Entries from a dataset
— Begin —
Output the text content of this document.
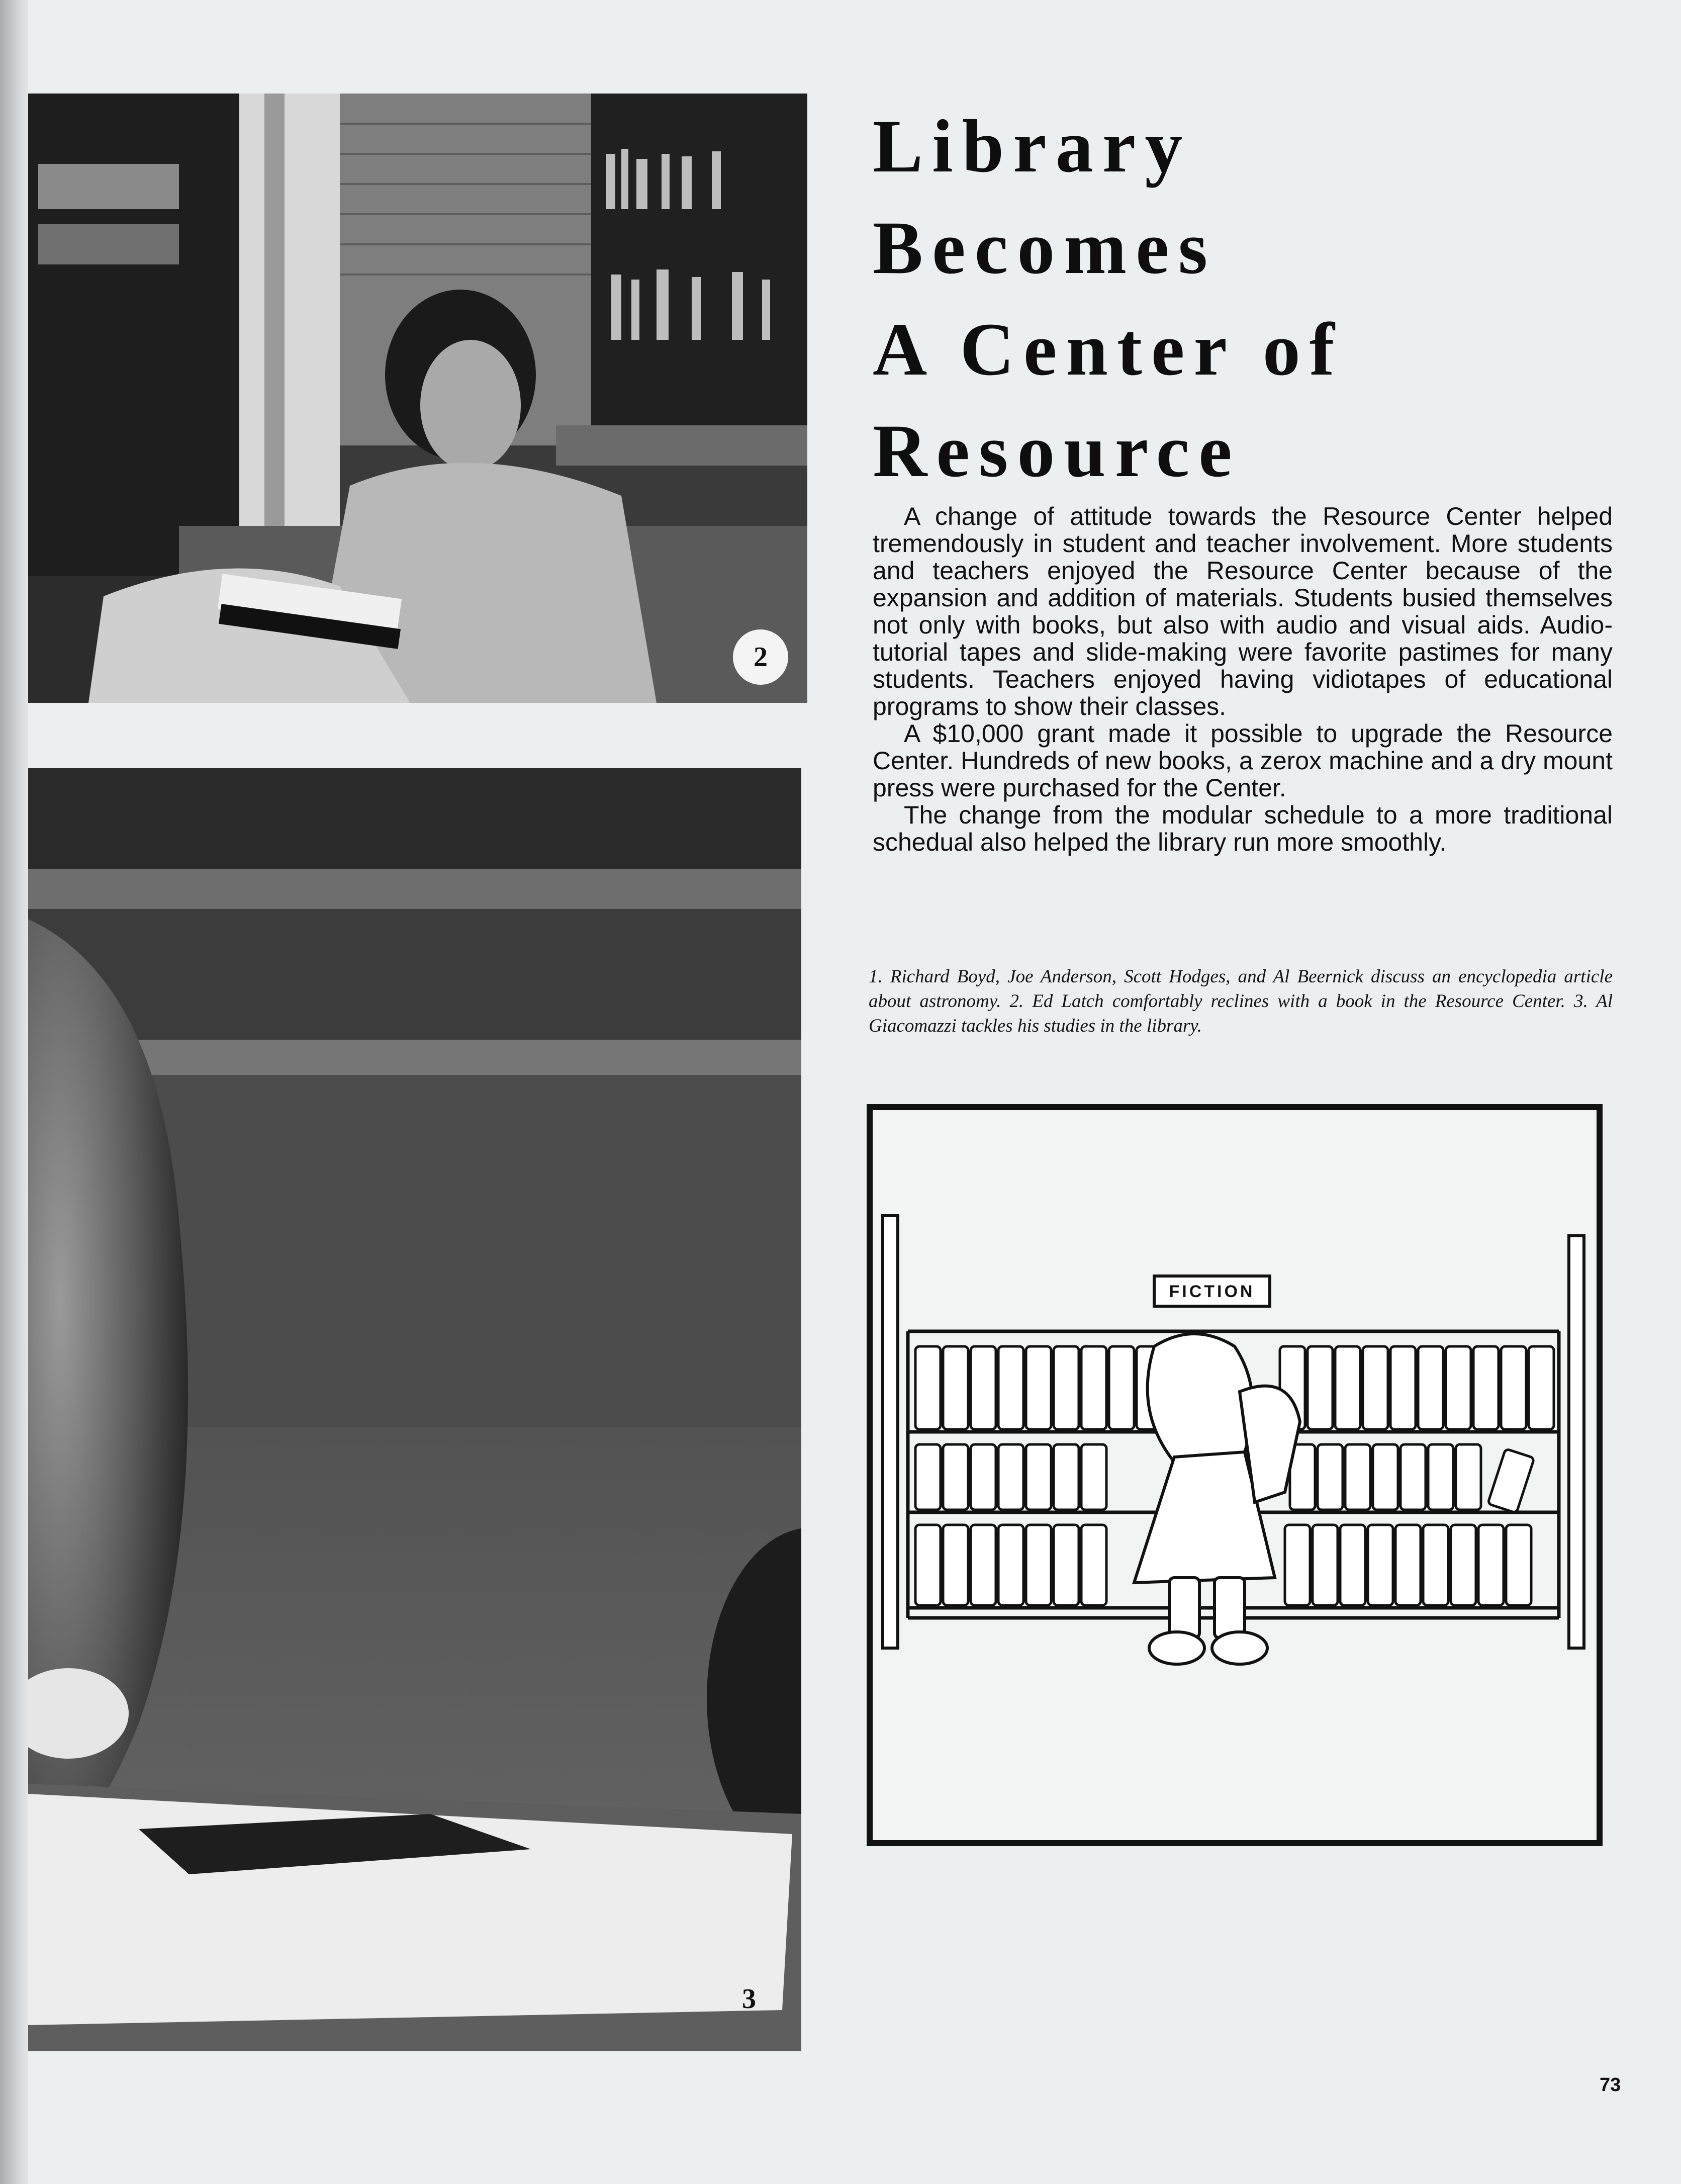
2
3
Library
Becomes
A Center of
Resource

A change of attitude towards the Resource Center helped tremendously in student and teacher involvement. More students and teachers enjoyed the Resource Center because of the expansion and addition of materials. Students busied themselves not only with books, but also with audio and visual aids. Audio-tutorial tapes and slide-making were favorite pastimes for many students. Teachers enjoyed having vidiotapes of educational programs to show their classes.

A $10,000 grant made it possible to upgrade the Resource Center. Hundreds of new books, a zerox machine and a dry mount press were purchased for the Center.

The change from the modular schedule to a more traditional schedual also helped the library run more smoothly.

1. Richard Boyd, Joe Anderson, Scott Hodges, and Al Beernick discuss an encyclopedia article about astronomy. 2. Ed Latch comfortably reclines with a book in the Resource Center. 3. Al Giacomazzi tackles his studies in the library.
FICTION
73
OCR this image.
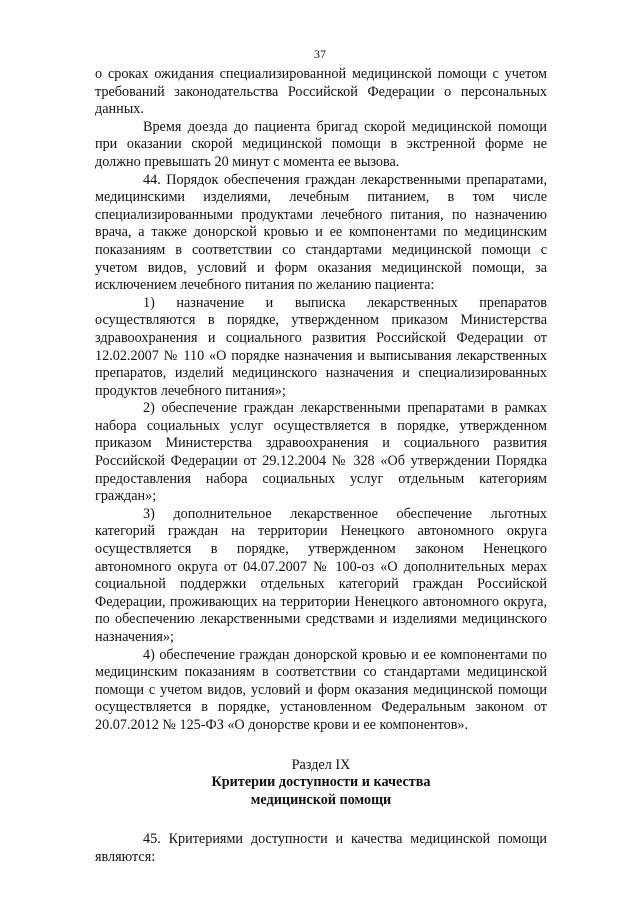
37

о сроках ожидания специализированной медицинской помощи с учетом требований законодательства Российской Федерации о персональных данных.

Время доезда до пациента бригад скорой медицинской помощи при оказании скорой медицинской помощи в экстренной форме не должно превышать 20 минут с момента ее вызова.

44. Порядок обеспечения граждан лекарственными препаратами, медицинскими изделиями, лечебным питанием, в том числе специализированными продуктами лечебного питания, по назначению врача, а также донорской кровью и ее компонентами по медицинским показаниям в соответствии со стандартами медицинской помощи с учетом видов, условий и форм оказания медицинской помощи, за исключением лечебного питания по желанию пациента:

1) назначение и выписка лекарственных препаратов осуществляются в порядке, утвержденном приказом Министерства здравоохранения и социального развития Российской Федерации от 12.02.2007 № 110 «О порядке назначения и выписывания лекарственных препаратов, изделий медицинского назначения и специализированных продуктов лечебного питания»;

2) обеспечение граждан лекарственными препаратами в рамках набора социальных услуг осуществляется в порядке, утвержденном приказом Министерства здравоохранения и социального развития Российской Федерации от 29.12.2004 № 328 «Об утверждении Порядка предоставления набора социальных услуг отдельным категориям граждан»;

3) дополнительное лекарственное обеспечение льготных категорий граждан на территории Ненецкого автономного округа осуществляется в порядке, утвержденном законом Ненецкого автономного округа от 04.07.2007 № 100-оз «О дополнительных мерах социальной поддержки отдельных категорий граждан Российской Федерации, проживающих на территории Ненецкого автономного округа, по обеспечению лекарственными средствами и изделиями медицинского назначения»;

4) обеспечение граждан донорской кровью и ее компонентами по медицинским показаниям в соответствии со стандартами медицинской помощи с учетом видов, условий и форм оказания медицинской помощи осуществляется в порядке, установленном Федеральным законом от 20.07.2012 № 125-ФЗ «О донорстве крови и ее компонентов».

Раздел IX

Критерии доступности и качества

медицинской помощи

45. Критериями доступности и качества медицинской помощи являются:
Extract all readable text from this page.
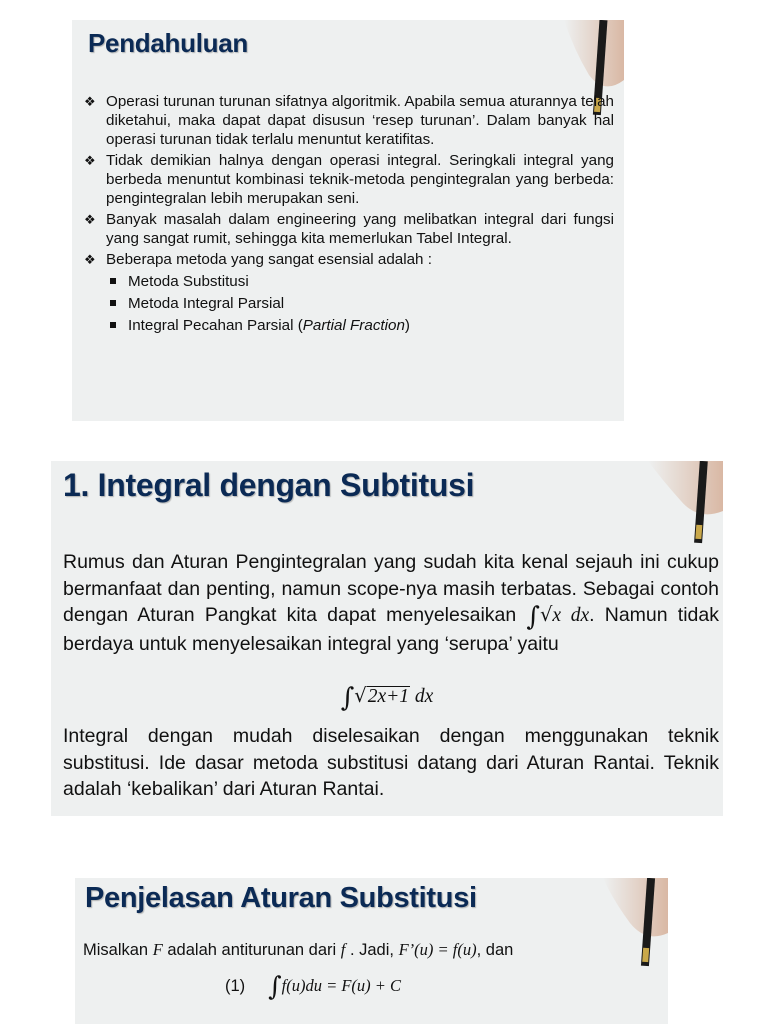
Pendahuluan
❖ Operasi turunan turunan sifatnya algoritmik. Apabila semua aturannya telah diketahui, maka dapat dapat disusun ‘resep turunan’. Dalam banyak hal operasi turunan tidak terlalu menuntut keratifitas.
❖ Tidak demikian halnya dengan operasi integral. Seringkali integral yang berbeda menuntut kombinasi teknik-metoda pengintegralan yang berbeda: pengintegralan lebih merupakan seni.
❖ Banyak masalah dalam engineering yang melibatkan integral dari fungsi yang sangat rumit, sehingga kita memerlukan Tabel Integral.
❖ Beberapa metoda yang sangat esensial adalah :
Metoda Substitusi
Metoda Integral Parsial
Integral Pecahan Parsial (Partial Fraction)
1. Integral dengan Subtitusi

Rumus dan Aturan Pengintegralan yang sudah kita kenal sejauh ini cukup bermanfaat dan penting, namun scope-nya masih terbatas. Sebagai contoh dengan Aturan Pangkat kita dapat menyelesaikan ∫√x dx. Namun tidak berdaya untuk menyelesaikan integral yang ‘serupa’ yaitu

∫√2x+1 dx

Integral dengan mudah diselesaikan dengan menggunakan teknik substitusi. Ide dasar metoda substitusi datang dari Aturan Rantai. Teknik adalah ‘kebalikan’ dari Aturan Rantai.

Penjelasan Aturan Substitusi
Misalkan F adalah antiturunan dari f . Jadi, F’(u) = f(u), dan
(1) ∫f(u)du = F(u) + C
— End —
_What you are asked to do_: Check each line of the records for "dari" and copy the ones that contain it.

_Task result_:
❖ Banyak masalah dalam engineering yang melibatkan integral dari fungsi yang sangat rumit, sehingga kita memerlukan Tabel Integral.
Integral dengan mudah diselesaikan dengan menggunakan teknik substitusi. Ide dasar metoda substitusi datang dari Aturan Rantai. Teknik adalah ‘kebalikan’ dari Aturan Rantai.
Misalkan F adalah antiturunan dari f . Jadi, F’(u) = f(u), dan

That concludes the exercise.